[What is needed]
Restate the entries below word for word, omitting nothing.

[Data excerpts]
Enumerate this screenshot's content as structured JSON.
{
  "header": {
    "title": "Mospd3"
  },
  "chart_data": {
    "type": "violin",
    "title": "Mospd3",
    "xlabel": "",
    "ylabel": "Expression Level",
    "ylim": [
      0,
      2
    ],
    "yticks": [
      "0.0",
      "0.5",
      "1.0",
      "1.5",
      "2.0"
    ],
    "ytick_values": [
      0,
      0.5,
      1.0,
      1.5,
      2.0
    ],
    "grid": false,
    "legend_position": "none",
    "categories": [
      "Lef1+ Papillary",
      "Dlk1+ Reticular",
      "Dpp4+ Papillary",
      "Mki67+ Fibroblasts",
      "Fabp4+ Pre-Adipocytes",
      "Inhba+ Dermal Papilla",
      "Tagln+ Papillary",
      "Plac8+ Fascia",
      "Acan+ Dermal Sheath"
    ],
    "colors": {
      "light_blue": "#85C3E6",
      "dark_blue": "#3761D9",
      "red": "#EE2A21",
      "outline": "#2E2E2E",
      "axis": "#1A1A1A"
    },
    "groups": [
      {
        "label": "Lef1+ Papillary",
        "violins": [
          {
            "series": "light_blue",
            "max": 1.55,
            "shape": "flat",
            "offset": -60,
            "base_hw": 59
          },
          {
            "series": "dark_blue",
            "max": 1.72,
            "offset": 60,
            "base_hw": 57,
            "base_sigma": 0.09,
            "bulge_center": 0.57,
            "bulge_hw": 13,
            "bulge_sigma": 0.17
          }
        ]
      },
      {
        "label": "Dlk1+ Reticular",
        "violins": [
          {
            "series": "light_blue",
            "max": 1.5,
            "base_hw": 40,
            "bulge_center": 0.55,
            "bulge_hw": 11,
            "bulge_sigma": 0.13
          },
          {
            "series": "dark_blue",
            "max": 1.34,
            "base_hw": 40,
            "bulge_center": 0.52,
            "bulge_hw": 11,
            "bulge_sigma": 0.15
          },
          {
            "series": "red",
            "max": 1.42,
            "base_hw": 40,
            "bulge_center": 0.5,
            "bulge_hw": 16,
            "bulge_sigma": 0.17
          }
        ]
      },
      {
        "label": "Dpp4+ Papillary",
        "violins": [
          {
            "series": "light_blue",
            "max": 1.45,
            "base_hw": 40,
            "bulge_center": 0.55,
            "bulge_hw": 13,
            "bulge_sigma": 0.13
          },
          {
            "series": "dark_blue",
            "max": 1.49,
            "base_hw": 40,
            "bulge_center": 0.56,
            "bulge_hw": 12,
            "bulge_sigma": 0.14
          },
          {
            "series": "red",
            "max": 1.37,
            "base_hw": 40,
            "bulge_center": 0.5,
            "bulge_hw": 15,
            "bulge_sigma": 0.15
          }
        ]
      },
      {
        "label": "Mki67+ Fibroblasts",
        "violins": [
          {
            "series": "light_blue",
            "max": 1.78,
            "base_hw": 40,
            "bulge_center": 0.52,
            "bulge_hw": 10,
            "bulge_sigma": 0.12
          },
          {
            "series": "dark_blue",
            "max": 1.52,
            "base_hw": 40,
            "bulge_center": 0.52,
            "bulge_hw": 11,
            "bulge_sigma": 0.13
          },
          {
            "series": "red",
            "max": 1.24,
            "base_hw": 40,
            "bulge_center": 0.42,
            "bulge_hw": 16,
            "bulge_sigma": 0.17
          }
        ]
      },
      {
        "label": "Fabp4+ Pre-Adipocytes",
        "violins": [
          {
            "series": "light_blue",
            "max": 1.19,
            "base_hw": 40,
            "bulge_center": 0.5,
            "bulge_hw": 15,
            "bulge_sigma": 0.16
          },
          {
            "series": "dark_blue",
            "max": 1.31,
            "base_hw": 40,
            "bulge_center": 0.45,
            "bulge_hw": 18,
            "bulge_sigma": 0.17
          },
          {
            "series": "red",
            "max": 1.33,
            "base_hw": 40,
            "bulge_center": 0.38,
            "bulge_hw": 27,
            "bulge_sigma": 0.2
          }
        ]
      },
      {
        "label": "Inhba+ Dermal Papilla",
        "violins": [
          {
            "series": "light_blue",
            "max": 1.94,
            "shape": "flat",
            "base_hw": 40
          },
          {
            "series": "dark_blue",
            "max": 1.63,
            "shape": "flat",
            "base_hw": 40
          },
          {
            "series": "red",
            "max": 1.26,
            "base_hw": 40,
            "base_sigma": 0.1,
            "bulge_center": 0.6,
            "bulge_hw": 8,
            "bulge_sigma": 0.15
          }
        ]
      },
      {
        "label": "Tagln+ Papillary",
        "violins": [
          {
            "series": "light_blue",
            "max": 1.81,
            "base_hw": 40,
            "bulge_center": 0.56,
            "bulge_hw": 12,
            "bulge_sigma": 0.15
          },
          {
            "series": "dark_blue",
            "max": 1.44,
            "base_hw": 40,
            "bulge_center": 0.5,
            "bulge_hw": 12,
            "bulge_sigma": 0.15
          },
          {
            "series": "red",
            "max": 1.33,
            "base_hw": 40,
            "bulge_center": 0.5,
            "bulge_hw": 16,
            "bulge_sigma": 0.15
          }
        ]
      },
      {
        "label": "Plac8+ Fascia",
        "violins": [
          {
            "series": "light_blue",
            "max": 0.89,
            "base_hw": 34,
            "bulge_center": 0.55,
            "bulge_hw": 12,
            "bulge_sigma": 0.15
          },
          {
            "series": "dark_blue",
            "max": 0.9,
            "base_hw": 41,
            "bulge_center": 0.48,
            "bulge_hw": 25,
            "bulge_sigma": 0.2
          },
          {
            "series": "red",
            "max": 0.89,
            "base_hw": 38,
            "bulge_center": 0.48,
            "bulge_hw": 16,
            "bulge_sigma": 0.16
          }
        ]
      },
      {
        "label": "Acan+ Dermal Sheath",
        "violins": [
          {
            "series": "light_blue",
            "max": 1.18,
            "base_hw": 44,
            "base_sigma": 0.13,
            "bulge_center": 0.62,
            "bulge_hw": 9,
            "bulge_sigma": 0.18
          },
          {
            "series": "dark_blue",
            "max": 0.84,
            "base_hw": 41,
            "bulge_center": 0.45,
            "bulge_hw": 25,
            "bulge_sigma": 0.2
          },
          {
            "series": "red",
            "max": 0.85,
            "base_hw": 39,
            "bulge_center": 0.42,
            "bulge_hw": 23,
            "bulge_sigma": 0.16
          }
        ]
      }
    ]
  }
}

[The reply]
Enumerate this screenshot's content as structured JSON.
{
  "header": {
    "title": "Mospd3"
  },
  "chart_data": {
    "type": "violin",
    "title": "Mospd3",
    "xlabel": "",
    "ylabel": "Expression Level",
    "ylim": [
      0,
      2
    ],
    "yticks": [
      "0.0",
      "0.5",
      "1.0",
      "1.5",
      "2.0"
    ],
    "ytick_values": [
      0,
      0.5,
      1.0,
      1.5,
      2.0
    ],
    "grid": false,
    "legend_position": "none",
    "categories": [
      "Lef1+ Papillary",
      "Dlk1+ Reticular",
      "Dpp4+ Papillary",
      "Mki67+ Fibroblasts",
      "Fabp4+ Pre-Adipocytes",
      "Inhba+ Dermal Papilla",
      "Tagln+ Papillary",
      "Plac8+ Fascia",
      "Acan+ Dermal Sheath"
    ],
    "colors": {
      "light_blue": "#85C3E6",
      "dark_blue": "#3761D9",
      "red": "#EE2A21",
      "outline": "#2E2E2E",
      "axis": "#1A1A1A"
    },
    "groups": [
      {
        "label": "Lef1+ Papillary",
        "violins": [
          {
            "series": "light_blue",
            "max": 1.55,
            "shape": "flat",
            "offset": -60,
            "base_hw": 59
          },
          {
            "series": "dark_blue",
            "max": 1.72,
            "offset": 60,
            "base_hw": 57,
            "base_sigma": 0.09,
            "bulge_center": 0.57,
            "bulge_hw": 13,
            "bulge_sigma": 0.17
          }
        ]
      },
      {
        "label": "Dlk1+ Reticular",
        "violins": [
          {
            "series": "light_blue",
            "max": 1.5,
            "base_hw": 40,
            "bulge_center": 0.55,
            "bulge_hw": 11,
            "bulge_sigma": 0.13
          },
          {
            "series": "dark_blue",
            "max": 1.34,
            "base_hw": 40,
            "bulge_center": 0.52,
            "bulge_hw": 11,
            "bulge_sigma": 0.15
          },
          {
            "series": "red",
            "max": 1.42,
            "base_hw": 40,
            "bulge_center": 0.5,
            "bulge_hw": 16,
            "bulge_sigma": 0.17
          }
        ]
      },
      {
        "label": "Dpp4+ Papillary",
        "violins": [
          {
            "series": "light_blue",
            "max": 1.45,
            "base_hw": 40,
            "bulge_center": 0.55,
            "bulge_hw": 13,
            "bulge_sigma": 0.13
          },
          {
            "series": "dark_blue",
            "max": 1.49,
            "base_hw": 40,
            "bulge_center": 0.56,
            "bulge_hw": 12,
            "bulge_sigma": 0.14
          },
          {
            "series": "red",
            "max": 1.37,
            "base_hw": 40,
            "bulge_center": 0.5,
            "bulge_hw": 15,
            "bulge_sigma": 0.15
          }
        ]
      },
      {
        "label": "Mki67+ Fibroblasts",
        "violins": [
          {
            "series": "light_blue",
            "max": 1.78,
            "base_hw": 40,
            "bulge_center": 0.52,
            "bulge_hw": 10,
            "bulge_sigma": 0.12
          },
          {
            "series": "dark_blue",
            "max": 1.52,
            "base_hw": 40,
            "bulge_center": 0.52,
            "bulge_hw": 11,
            "bulge_sigma": 0.13
          },
          {
            "series": "red",
            "max": 1.24,
            "base_hw": 40,
            "bulge_center": 0.42,
            "bulge_hw": 16,
            "bulge_sigma": 0.17
          }
        ]
      },
      {
        "label": "Fabp4+ Pre-Adipocytes",
        "violins": [
          {
            "series": "light_blue",
            "max": 1.19,
            "base_hw": 40,
            "bulge_center": 0.5,
            "bulge_hw": 15,
            "bulge_sigma": 0.16
          },
          {
            "series": "dark_blue",
            "max": 1.31,
            "base_hw": 40,
            "bulge_center": 0.45,
            "bulge_hw": 18,
            "bulge_sigma": 0.17
          },
          {
            "series": "red",
            "max": 1.33,
            "base_hw": 40,
            "bulge_center": 0.38,
            "bulge_hw": 27,
            "bulge_sigma": 0.2
          }
        ]
      },
      {
        "label": "Inhba+ Dermal Papilla",
        "violins": [
          {
            "series": "light_blue",
            "max": 1.94,
            "shape": "flat",
            "base_hw": 40
          },
          {
            "series": "dark_blue",
            "max": 1.63,
            "shape": "flat",
            "base_hw": 40
          },
          {
            "series": "red",
            "max": 1.26,
            "base_hw": 40,
            "base_sigma": 0.1,
            "bulge_center": 0.6,
            "bulge_hw": 8,
            "bulge_sigma": 0.15
          }
        ]
      },
      {
        "label": "Tagln+ Papillary",
        "violins": [
          {
            "series": "light_blue",
            "max": 1.81,
            "base_hw": 40,
            "bulge_center": 0.56,
            "bulge_hw": 12,
            "bulge_sigma": 0.15
          },
          {
            "series": "dark_blue",
            "max": 1.44,
            "base_hw": 40,
            "bulge_center": 0.5,
            "bulge_hw": 12,
            "bulge_sigma": 0.15
          },
          {
            "series": "red",
            "max": 1.33,
            "base_hw": 40,
            "bulge_center": 0.5,
            "bulge_hw": 16,
            "bulge_sigma": 0.15
          }
        ]
      },
      {
        "label": "Plac8+ Fascia",
        "violins": [
          {
            "series": "light_blue",
            "max": 0.89,
            "base_hw": 34,
            "bulge_center": 0.55,
            "bulge_hw": 12,
            "bulge_sigma": 0.15
          },
          {
            "series": "dark_blue",
            "max": 0.9,
            "base_hw": 41,
            "bulge_center": 0.48,
            "bulge_hw": 25,
            "bulge_sigma": 0.2
          },
          {
            "series": "red",
            "max": 0.89,
            "base_hw": 38,
            "bulge_center": 0.48,
            "bulge_hw": 16,
            "bulge_sigma": 0.16
          }
        ]
      },
      {
        "label": "Acan+ Dermal Sheath",
        "violins": [
          {
            "series": "light_blue",
            "max": 1.18,
            "base_hw": 44,
            "base_sigma": 0.13,
            "bulge_center": 0.62,
            "bulge_hw": 9,
            "bulge_sigma": 0.18
          },
          {
            "series": "dark_blue",
            "max": 0.84,
            "base_hw": 41,
            "bulge_center": 0.45,
            "bulge_hw": 25,
            "bulge_sigma": 0.2
          },
          {
            "series": "red",
            "max": 0.85,
            "base_hw": 39,
            "bulge_center": 0.42,
            "bulge_hw": 23,
            "bulge_sigma": 0.16
          }
        ]
      }
    ]
  }
}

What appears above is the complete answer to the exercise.